Written exercise :: Reproduce the listing below line for line, with no changes.

┌──

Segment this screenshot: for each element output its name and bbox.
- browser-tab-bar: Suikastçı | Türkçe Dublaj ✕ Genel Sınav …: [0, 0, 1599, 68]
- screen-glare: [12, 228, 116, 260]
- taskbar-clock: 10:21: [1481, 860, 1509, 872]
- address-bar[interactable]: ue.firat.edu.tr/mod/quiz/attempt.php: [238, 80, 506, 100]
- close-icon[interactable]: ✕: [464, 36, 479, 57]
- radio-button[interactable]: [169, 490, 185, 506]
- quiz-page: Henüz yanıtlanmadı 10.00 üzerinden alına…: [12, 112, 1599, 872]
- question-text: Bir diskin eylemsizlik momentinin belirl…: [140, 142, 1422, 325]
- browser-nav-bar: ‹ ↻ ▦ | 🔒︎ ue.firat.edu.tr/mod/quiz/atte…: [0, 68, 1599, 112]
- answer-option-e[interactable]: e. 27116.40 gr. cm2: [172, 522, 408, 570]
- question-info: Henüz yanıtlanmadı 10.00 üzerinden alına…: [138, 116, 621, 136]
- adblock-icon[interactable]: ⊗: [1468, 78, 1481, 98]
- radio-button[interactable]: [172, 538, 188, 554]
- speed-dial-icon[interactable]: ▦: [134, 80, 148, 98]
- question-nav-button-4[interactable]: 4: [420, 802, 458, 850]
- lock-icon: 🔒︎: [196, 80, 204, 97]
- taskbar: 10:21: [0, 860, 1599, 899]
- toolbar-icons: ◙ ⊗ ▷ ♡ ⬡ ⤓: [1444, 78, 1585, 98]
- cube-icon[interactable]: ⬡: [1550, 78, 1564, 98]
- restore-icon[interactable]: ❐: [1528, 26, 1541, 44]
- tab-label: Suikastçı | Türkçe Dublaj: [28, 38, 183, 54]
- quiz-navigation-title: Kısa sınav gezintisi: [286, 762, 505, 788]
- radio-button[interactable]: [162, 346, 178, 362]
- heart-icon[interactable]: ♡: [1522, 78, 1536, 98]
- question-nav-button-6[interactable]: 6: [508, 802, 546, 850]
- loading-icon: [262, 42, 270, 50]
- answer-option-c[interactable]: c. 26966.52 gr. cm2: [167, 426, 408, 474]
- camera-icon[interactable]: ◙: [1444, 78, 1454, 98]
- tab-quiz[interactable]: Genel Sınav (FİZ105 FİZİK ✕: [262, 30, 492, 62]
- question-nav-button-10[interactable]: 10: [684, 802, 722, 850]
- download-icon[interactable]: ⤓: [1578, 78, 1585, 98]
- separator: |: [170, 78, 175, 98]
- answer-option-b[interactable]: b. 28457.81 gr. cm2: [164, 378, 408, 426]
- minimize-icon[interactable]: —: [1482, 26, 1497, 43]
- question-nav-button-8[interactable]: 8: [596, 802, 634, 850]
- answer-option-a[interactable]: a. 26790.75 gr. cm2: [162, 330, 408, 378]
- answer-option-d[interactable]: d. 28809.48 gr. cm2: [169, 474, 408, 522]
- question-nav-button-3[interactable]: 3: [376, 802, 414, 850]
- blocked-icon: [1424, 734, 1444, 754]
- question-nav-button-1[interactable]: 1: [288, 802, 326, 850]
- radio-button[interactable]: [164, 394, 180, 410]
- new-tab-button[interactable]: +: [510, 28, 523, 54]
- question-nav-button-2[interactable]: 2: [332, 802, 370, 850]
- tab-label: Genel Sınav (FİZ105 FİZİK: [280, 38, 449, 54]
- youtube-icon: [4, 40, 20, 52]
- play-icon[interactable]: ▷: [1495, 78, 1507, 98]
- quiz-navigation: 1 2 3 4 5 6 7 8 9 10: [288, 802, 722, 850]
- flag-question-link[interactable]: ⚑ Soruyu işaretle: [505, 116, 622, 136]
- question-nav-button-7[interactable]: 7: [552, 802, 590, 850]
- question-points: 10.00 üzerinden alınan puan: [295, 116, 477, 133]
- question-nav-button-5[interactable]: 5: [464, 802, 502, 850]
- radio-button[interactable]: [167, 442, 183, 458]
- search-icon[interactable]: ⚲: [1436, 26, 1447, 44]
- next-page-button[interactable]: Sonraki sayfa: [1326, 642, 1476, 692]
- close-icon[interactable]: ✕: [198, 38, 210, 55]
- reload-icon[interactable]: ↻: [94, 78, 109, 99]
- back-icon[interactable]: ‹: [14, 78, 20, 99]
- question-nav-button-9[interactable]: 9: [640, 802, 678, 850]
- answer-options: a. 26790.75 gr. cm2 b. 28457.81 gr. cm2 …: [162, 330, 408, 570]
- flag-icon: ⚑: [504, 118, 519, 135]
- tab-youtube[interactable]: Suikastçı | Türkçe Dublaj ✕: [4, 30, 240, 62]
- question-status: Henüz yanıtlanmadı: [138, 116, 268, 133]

└──

Solution to the problem ::
Segment this screenshot: for each element output its name and bbox.
- browser-tab-bar: Suikastçı | Türkçe Dublaj ✕ Genel Sınav …: [0, 0, 1599, 68]
- screen-glare: [12, 228, 116, 260]
- taskbar-clock: 10:21: [1481, 860, 1509, 872]
- address-bar[interactable]: ue.firat.edu.tr/mod/quiz/attempt.php: [238, 80, 506, 100]
- close-icon[interactable]: ✕: [464, 36, 479, 57]
- radio-button[interactable]: [169, 490, 185, 506]
- quiz-page: Henüz yanıtlanmadı 10.00 üzerinden alına…: [12, 112, 1599, 872]
- question-text: Bir diskin eylemsizlik momentinin belirl…: [140, 142, 1422, 325]
- browser-nav-bar: ‹ ↻ ▦ | 🔒︎ ue.firat.edu.tr/mod/quiz/atte…: [0, 68, 1599, 112]
- answer-option-e[interactable]: e. 27116.40 gr. cm2: [172, 522, 408, 570]
- question-info: Henüz yanıtlanmadı 10.00 üzerinden alına…: [138, 116, 621, 136]
- adblock-icon[interactable]: ⊗: [1468, 78, 1481, 98]
- radio-button[interactable]: [172, 538, 188, 554]
- speed-dial-icon[interactable]: ▦: [134, 80, 148, 98]
- question-nav-button-4[interactable]: 4: [420, 802, 458, 850]
- lock-icon: 🔒︎: [196, 80, 204, 97]
- taskbar: 10:21: [0, 860, 1599, 899]
- toolbar-icons: ◙ ⊗ ▷ ♡ ⬡ ⤓: [1444, 78, 1585, 98]
- cube-icon[interactable]: ⬡: [1550, 78, 1564, 98]
- restore-icon[interactable]: ❐: [1528, 26, 1541, 44]
- tab-label: Suikastçı | Türkçe Dublaj: [28, 38, 183, 54]
- quiz-navigation-title: Kısa sınav gezintisi: [286, 762, 505, 788]
- radio-button[interactable]: [162, 346, 178, 362]
- heart-icon[interactable]: ♡: [1522, 78, 1536, 98]
- question-nav-button-6[interactable]: 6: [508, 802, 546, 850]
- loading-icon: [262, 42, 270, 50]
- answer-option-c[interactable]: c. 26966.52 gr. cm2: [167, 426, 408, 474]
- camera-icon[interactable]: ◙: [1444, 78, 1454, 98]
- tab-quiz[interactable]: Genel Sınav (FİZ105 FİZİK ✕: [262, 30, 492, 62]
- question-nav-button-10[interactable]: 10: [684, 802, 722, 850]
- download-icon[interactable]: ⤓: [1578, 78, 1585, 98]
- separator: |: [170, 78, 175, 98]
- answer-option-b[interactable]: b. 28457.81 gr. cm2: [164, 378, 408, 426]
- minimize-icon[interactable]: —: [1482, 26, 1497, 43]
- question-nav-button-8[interactable]: 8: [596, 802, 634, 850]
- answer-option-a[interactable]: a. 26790.75 gr. cm2: [162, 330, 408, 378]
- answer-option-d[interactable]: d. 28809.48 gr. cm2: [169, 474, 408, 522]
- question-nav-button-3[interactable]: 3: [376, 802, 414, 850]
- blocked-icon: [1424, 734, 1444, 754]
- question-nav-button-1[interactable]: 1: [288, 802, 326, 850]
- radio-button[interactable]: [164, 394, 180, 410]
- new-tab-button[interactable]: +: [510, 28, 523, 54]
- question-nav-button-2[interactable]: 2: [332, 802, 370, 850]
- tab-label: Genel Sınav (FİZ105 FİZİK: [280, 38, 449, 54]
- youtube-icon: [4, 40, 20, 52]
- play-icon[interactable]: ▷: [1495, 78, 1507, 98]
- quiz-navigation: 1 2 3 4 5 6 7 8 9 10: [288, 802, 722, 850]
- flag-question-link[interactable]: ⚑ Soruyu işaretle: [505, 116, 622, 136]
- question-nav-button-7[interactable]: 7: [552, 802, 590, 850]
- question-points: 10.00 üzerinden alınan puan: [295, 116, 477, 133]
- question-nav-button-5[interactable]: 5: [464, 802, 502, 850]
- radio-button[interactable]: [167, 442, 183, 458]
- search-icon[interactable]: ⚲: [1436, 26, 1447, 44]
- next-page-button[interactable]: Sonraki sayfa: [1326, 642, 1476, 692]
- close-icon[interactable]: ✕: [198, 38, 210, 55]
- reload-icon[interactable]: ↻: [94, 78, 109, 99]
- back-icon[interactable]: ‹: [14, 78, 20, 99]
- question-nav-button-9[interactable]: 9: [640, 802, 678, 850]
- answer-options: a. 26790.75 gr. cm2 b. 28457.81 gr. cm2 …: [162, 330, 408, 570]
- flag-icon: ⚑: [504, 118, 519, 135]
- tab-youtube[interactable]: Suikastçı | Türkçe Dublaj ✕: [4, 30, 240, 62]
- question-status: Henüz yanıtlanmadı: [138, 116, 268, 133]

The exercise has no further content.